[Data entries]
* * *

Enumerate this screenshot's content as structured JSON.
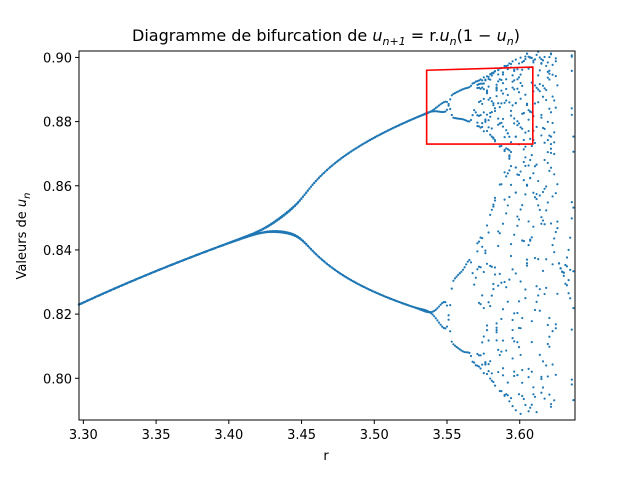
{
  "chart_data": {
    "type": "scatter",
    "title_prefix": "Diagramme de bifurcation de ",
    "title_formula": {
      "lhs_base": "u",
      "lhs_sub": "n+1",
      "eq": " = r.",
      "mid_base": "u",
      "mid_sub": "n",
      "tail_open": "(1 − ",
      "tail_base": "u",
      "tail_sub": "n",
      "tail_close": ")"
    },
    "xlabel": "r",
    "ylabel_prefix": "Valeurs de ",
    "ylabel_var": "u",
    "ylabel_sub": "n",
    "xlim": [
      3.297,
      3.638
    ],
    "ylim": [
      0.787,
      0.902
    ],
    "x_ticks": [
      "3.30",
      "3.35",
      "3.40",
      "3.45",
      "3.50",
      "3.55",
      "3.60"
    ],
    "y_ticks": [
      "0.80",
      "0.82",
      "0.84",
      "0.86",
      "0.88",
      "0.90"
    ],
    "series_color": "#1f77b4",
    "highlight_color": "#ff0000",
    "highlight_box": {
      "r_min": 3.536,
      "r_max": 3.609,
      "u_min": 0.873,
      "u_max_left": 0.896,
      "u_max_right": 0.897
    },
    "branch_points": [
      {
        "r": 3.297,
        "upper": 0.823,
        "lower": 0.823
      },
      {
        "r": 3.35,
        "upper": 0.834,
        "lower": 0.834
      },
      {
        "r": 3.4,
        "upper": 0.842,
        "lower": 0.842
      },
      {
        "r": 3.43,
        "upper": 0.846,
        "lower": 0.845
      },
      {
        "r": 3.45,
        "upper": 0.849,
        "lower": 0.843
      },
      {
        "r": 3.47,
        "upper": 0.865,
        "lower": 0.835
      },
      {
        "r": 3.5,
        "upper": 0.875,
        "lower": 0.827
      },
      {
        "r": 3.54,
        "upper": 0.883,
        "lower": 0.821
      },
      {
        "r": 3.56,
        "upper": 0.888,
        "lower": 0.815
      }
    ],
    "chaos_start_r": 3.57
  }
}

* * *

*THE PROBLEM*: An exact transcription of all the entries is required, without the pictures.

*EXERCISE ANSWER*:
Enumerate this screenshot's content as structured JSON.
{
  "chart_data": {
    "type": "scatter",
    "title_prefix": "Diagramme de bifurcation de ",
    "title_formula": {
      "lhs_base": "u",
      "lhs_sub": "n+1",
      "eq": " = r.",
      "mid_base": "u",
      "mid_sub": "n",
      "tail_open": "(1 − ",
      "tail_base": "u",
      "tail_sub": "n",
      "tail_close": ")"
    },
    "xlabel": "r",
    "ylabel_prefix": "Valeurs de ",
    "ylabel_var": "u",
    "ylabel_sub": "n",
    "xlim": [
      3.297,
      3.638
    ],
    "ylim": [
      0.787,
      0.902
    ],
    "x_ticks": [
      "3.30",
      "3.35",
      "3.40",
      "3.45",
      "3.50",
      "3.55",
      "3.60"
    ],
    "y_ticks": [
      "0.80",
      "0.82",
      "0.84",
      "0.86",
      "0.88",
      "0.90"
    ],
    "series_color": "#1f77b4",
    "highlight_color": "#ff0000",
    "highlight_box": {
      "r_min": 3.536,
      "r_max": 3.609,
      "u_min": 0.873,
      "u_max_left": 0.896,
      "u_max_right": 0.897
    },
    "branch_points": [
      {
        "r": 3.297,
        "upper": 0.823,
        "lower": 0.823
      },
      {
        "r": 3.35,
        "upper": 0.834,
        "lower": 0.834
      },
      {
        "r": 3.4,
        "upper": 0.842,
        "lower": 0.842
      },
      {
        "r": 3.43,
        "upper": 0.846,
        "lower": 0.845
      },
      {
        "r": 3.45,
        "upper": 0.849,
        "lower": 0.843
      },
      {
        "r": 3.47,
        "upper": 0.865,
        "lower": 0.835
      },
      {
        "r": 3.5,
        "upper": 0.875,
        "lower": 0.827
      },
      {
        "r": 3.54,
        "upper": 0.883,
        "lower": 0.821
      },
      {
        "r": 3.56,
        "upper": 0.888,
        "lower": 0.815
      }
    ],
    "chaos_start_r": 3.57
  }
}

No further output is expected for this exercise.